[Instructions for the task]
Emit the data below verbatim, stripping out any pictures.

-------- Records provided --------

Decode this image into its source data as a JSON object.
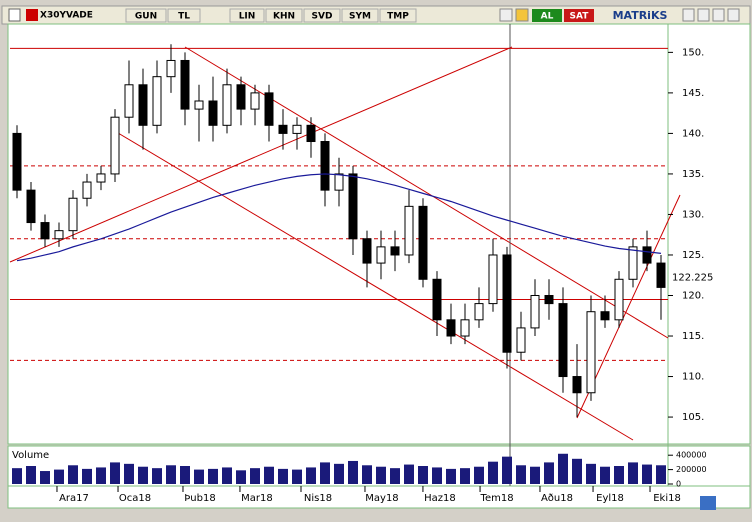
{
  "toolbar": {
    "symbol": "X30YVADE",
    "buttons": [
      "GUN",
      "TL",
      "LIN",
      "KHN",
      "SVD",
      "SYM",
      "TMP"
    ],
    "buy": "AL",
    "sell": "SAT",
    "brand": "MATRiKS"
  },
  "chart_data": {
    "type": "candlestick",
    "x_labels": [
      {
        "value": 4.07,
        "label": "Ara17"
      },
      {
        "value": 8.43,
        "label": "Oca18"
      },
      {
        "value": 13.07,
        "label": "Þub18"
      },
      {
        "value": 17.14,
        "label": "Mar18"
      },
      {
        "value": 21.5,
        "label": "Nis18"
      },
      {
        "value": 26.07,
        "label": "May18"
      },
      {
        "value": 30.21,
        "label": "Haz18"
      },
      {
        "value": 34.29,
        "label": "Tem18"
      },
      {
        "value": 38.57,
        "label": "Aðu18"
      },
      {
        "value": 42.36,
        "label": "Eyl18"
      },
      {
        "value": 46.43,
        "label": "Eki18"
      }
    ],
    "xlim": [
      -0.5,
      46.5
    ],
    "ylim": [
      101.8,
      153.5
    ],
    "yticks": [
      {
        "value": 105,
        "label": "105."
      },
      {
        "value": 110,
        "label": "110."
      },
      {
        "value": 115,
        "label": "115."
      },
      {
        "value": 120,
        "label": "120."
      },
      {
        "value": 125,
        "label": "125."
      },
      {
        "value": 130,
        "label": "130."
      },
      {
        "value": 135,
        "label": "135."
      },
      {
        "value": 140,
        "label": "140."
      },
      {
        "value": 145,
        "label": "145."
      },
      {
        "value": 150,
        "label": "150."
      }
    ],
    "last_price": 122.225,
    "up_color": "#ffffff",
    "down_color": "#000000",
    "ma_color": "#1a1a9a",
    "level_color": "#cc0000",
    "open": [
      140,
      133,
      129,
      127,
      128,
      132,
      134,
      135,
      142,
      146,
      141,
      147,
      149,
      143,
      144,
      141,
      146,
      143,
      145,
      141,
      140,
      141,
      139,
      133,
      135,
      127,
      124,
      126,
      125,
      131,
      122,
      117,
      115,
      117,
      119,
      125,
      113,
      116,
      120,
      119,
      110,
      108,
      118,
      117,
      122,
      126,
      124
    ],
    "high": [
      141,
      134,
      130,
      129,
      133,
      135,
      136,
      143,
      149,
      148,
      149,
      151,
      150,
      146,
      147,
      148,
      147,
      146,
      146,
      143,
      142,
      142,
      140,
      137,
      136,
      128,
      128,
      128,
      133,
      132,
      123,
      119,
      119,
      121,
      127,
      126,
      118,
      122,
      122,
      121,
      114,
      120,
      120,
      123,
      127,
      128,
      125
    ],
    "low": [
      132,
      128,
      126,
      126,
      127,
      131,
      133,
      134,
      140,
      138,
      140,
      145,
      141,
      139,
      139,
      140,
      141,
      141,
      139,
      138,
      138,
      137,
      131,
      131,
      125,
      121,
      122,
      123,
      124,
      121,
      115,
      114,
      114,
      116,
      118,
      111,
      112,
      115,
      117,
      108,
      105,
      107,
      116,
      116,
      121,
      123,
      117
    ],
    "close": [
      133,
      129,
      127,
      128,
      132,
      134,
      135,
      142,
      146,
      141,
      147,
      149,
      143,
      144,
      141,
      146,
      143,
      145,
      141,
      140,
      141,
      139,
      133,
      135,
      127,
      124,
      126,
      125,
      131,
      122,
      117,
      115,
      117,
      119,
      125,
      113,
      116,
      120,
      119,
      110,
      108,
      118,
      117,
      122,
      126,
      124,
      121
    ],
    "ma": [
      124.3,
      124.6,
      125,
      125.4,
      126,
      126.5,
      127,
      127.6,
      128.2,
      128.9,
      129.6,
      130.3,
      130.9,
      131.5,
      132.1,
      132.6,
      133.1,
      133.6,
      134,
      134.4,
      134.7,
      134.9,
      135,
      134.9,
      134.7,
      134.4,
      134,
      133.6,
      133.1,
      132.6,
      132.1,
      131.6,
      131,
      130.4,
      129.8,
      129.3,
      128.8,
      128.3,
      127.8,
      127.3,
      126.9,
      126.5,
      126.1,
      125.8,
      125.6,
      125.4,
      125.2
    ],
    "levels": [
      {
        "value": 150.5,
        "dashed": false
      },
      {
        "value": 136,
        "dashed": true
      },
      {
        "value": 127,
        "dashed": true
      },
      {
        "value": 119.5,
        "dashed": false
      },
      {
        "value": 112,
        "dashed": true
      }
    ],
    "volume_title": "Volume",
    "volume": [
      220000,
      250000,
      180000,
      200000,
      260000,
      210000,
      230000,
      300000,
      280000,
      240000,
      220000,
      260000,
      250000,
      200000,
      210000,
      230000,
      190000,
      220000,
      240000,
      210000,
      200000,
      230000,
      300000,
      280000,
      320000,
      260000,
      240000,
      220000,
      270000,
      250000,
      230000,
      210000,
      220000,
      240000,
      310000,
      380000,
      260000,
      240000,
      300000,
      420000,
      350000,
      280000,
      240000,
      250000,
      300000,
      270000,
      260000
    ],
    "vlim": [
      0,
      500000
    ],
    "vticks": [
      0,
      200000,
      400000
    ],
    "volume_color": "#1a1a7a"
  }
}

--------

[Response to the task]
Decode this image into its source data as a JSON object.
{
  "toolbar": {
    "symbol": "X30YVADE",
    "buttons": [
      "GUN",
      "TL",
      "LIN",
      "KHN",
      "SVD",
      "SYM",
      "TMP"
    ],
    "buy": "AL",
    "sell": "SAT",
    "brand": "MATRiKS"
  },
  "chart_data": {
    "type": "candlestick",
    "x_labels": [
      {
        "value": 4.07,
        "label": "Ara17"
      },
      {
        "value": 8.43,
        "label": "Oca18"
      },
      {
        "value": 13.07,
        "label": "Þub18"
      },
      {
        "value": 17.14,
        "label": "Mar18"
      },
      {
        "value": 21.5,
        "label": "Nis18"
      },
      {
        "value": 26.07,
        "label": "May18"
      },
      {
        "value": 30.21,
        "label": "Haz18"
      },
      {
        "value": 34.29,
        "label": "Tem18"
      },
      {
        "value": 38.57,
        "label": "Aðu18"
      },
      {
        "value": 42.36,
        "label": "Eyl18"
      },
      {
        "value": 46.43,
        "label": "Eki18"
      }
    ],
    "xlim": [
      -0.5,
      46.5
    ],
    "ylim": [
      101.8,
      153.5
    ],
    "yticks": [
      {
        "value": 105,
        "label": "105."
      },
      {
        "value": 110,
        "label": "110."
      },
      {
        "value": 115,
        "label": "115."
      },
      {
        "value": 120,
        "label": "120."
      },
      {
        "value": 125,
        "label": "125."
      },
      {
        "value": 130,
        "label": "130."
      },
      {
        "value": 135,
        "label": "135."
      },
      {
        "value": 140,
        "label": "140."
      },
      {
        "value": 145,
        "label": "145."
      },
      {
        "value": 150,
        "label": "150."
      }
    ],
    "last_price": 122.225,
    "up_color": "#ffffff",
    "down_color": "#000000",
    "ma_color": "#1a1a9a",
    "level_color": "#cc0000",
    "open": [
      140,
      133,
      129,
      127,
      128,
      132,
      134,
      135,
      142,
      146,
      141,
      147,
      149,
      143,
      144,
      141,
      146,
      143,
      145,
      141,
      140,
      141,
      139,
      133,
      135,
      127,
      124,
      126,
      125,
      131,
      122,
      117,
      115,
      117,
      119,
      125,
      113,
      116,
      120,
      119,
      110,
      108,
      118,
      117,
      122,
      126,
      124
    ],
    "high": [
      141,
      134,
      130,
      129,
      133,
      135,
      136,
      143,
      149,
      148,
      149,
      151,
      150,
      146,
      147,
      148,
      147,
      146,
      146,
      143,
      142,
      142,
      140,
      137,
      136,
      128,
      128,
      128,
      133,
      132,
      123,
      119,
      119,
      121,
      127,
      126,
      118,
      122,
      122,
      121,
      114,
      120,
      120,
      123,
      127,
      128,
      125
    ],
    "low": [
      132,
      128,
      126,
      126,
      127,
      131,
      133,
      134,
      140,
      138,
      140,
      145,
      141,
      139,
      139,
      140,
      141,
      141,
      139,
      138,
      138,
      137,
      131,
      131,
      125,
      121,
      122,
      123,
      124,
      121,
      115,
      114,
      114,
      116,
      118,
      111,
      112,
      115,
      117,
      108,
      105,
      107,
      116,
      116,
      121,
      123,
      117
    ],
    "close": [
      133,
      129,
      127,
      128,
      132,
      134,
      135,
      142,
      146,
      141,
      147,
      149,
      143,
      144,
      141,
      146,
      143,
      145,
      141,
      140,
      141,
      139,
      133,
      135,
      127,
      124,
      126,
      125,
      131,
      122,
      117,
      115,
      117,
      119,
      125,
      113,
      116,
      120,
      119,
      110,
      108,
      118,
      117,
      122,
      126,
      124,
      121
    ],
    "ma": [
      124.3,
      124.6,
      125,
      125.4,
      126,
      126.5,
      127,
      127.6,
      128.2,
      128.9,
      129.6,
      130.3,
      130.9,
      131.5,
      132.1,
      132.6,
      133.1,
      133.6,
      134,
      134.4,
      134.7,
      134.9,
      135,
      134.9,
      134.7,
      134.4,
      134,
      133.6,
      133.1,
      132.6,
      132.1,
      131.6,
      131,
      130.4,
      129.8,
      129.3,
      128.8,
      128.3,
      127.8,
      127.3,
      126.9,
      126.5,
      126.1,
      125.8,
      125.6,
      125.4,
      125.2
    ],
    "levels": [
      {
        "value": 150.5,
        "dashed": false
      },
      {
        "value": 136,
        "dashed": true
      },
      {
        "value": 127,
        "dashed": true
      },
      {
        "value": 119.5,
        "dashed": false
      },
      {
        "value": 112,
        "dashed": true
      }
    ],
    "volume_title": "Volume",
    "volume": [
      220000,
      250000,
      180000,
      200000,
      260000,
      210000,
      230000,
      300000,
      280000,
      240000,
      220000,
      260000,
      250000,
      200000,
      210000,
      230000,
      190000,
      220000,
      240000,
      210000,
      200000,
      230000,
      300000,
      280000,
      320000,
      260000,
      240000,
      220000,
      270000,
      250000,
      230000,
      210000,
      220000,
      240000,
      310000,
      380000,
      260000,
      240000,
      300000,
      420000,
      350000,
      280000,
      240000,
      250000,
      300000,
      270000,
      260000
    ],
    "vlim": [
      0,
      500000
    ],
    "vticks": [
      0,
      200000,
      400000
    ],
    "volume_color": "#1a1a7a"
  }
}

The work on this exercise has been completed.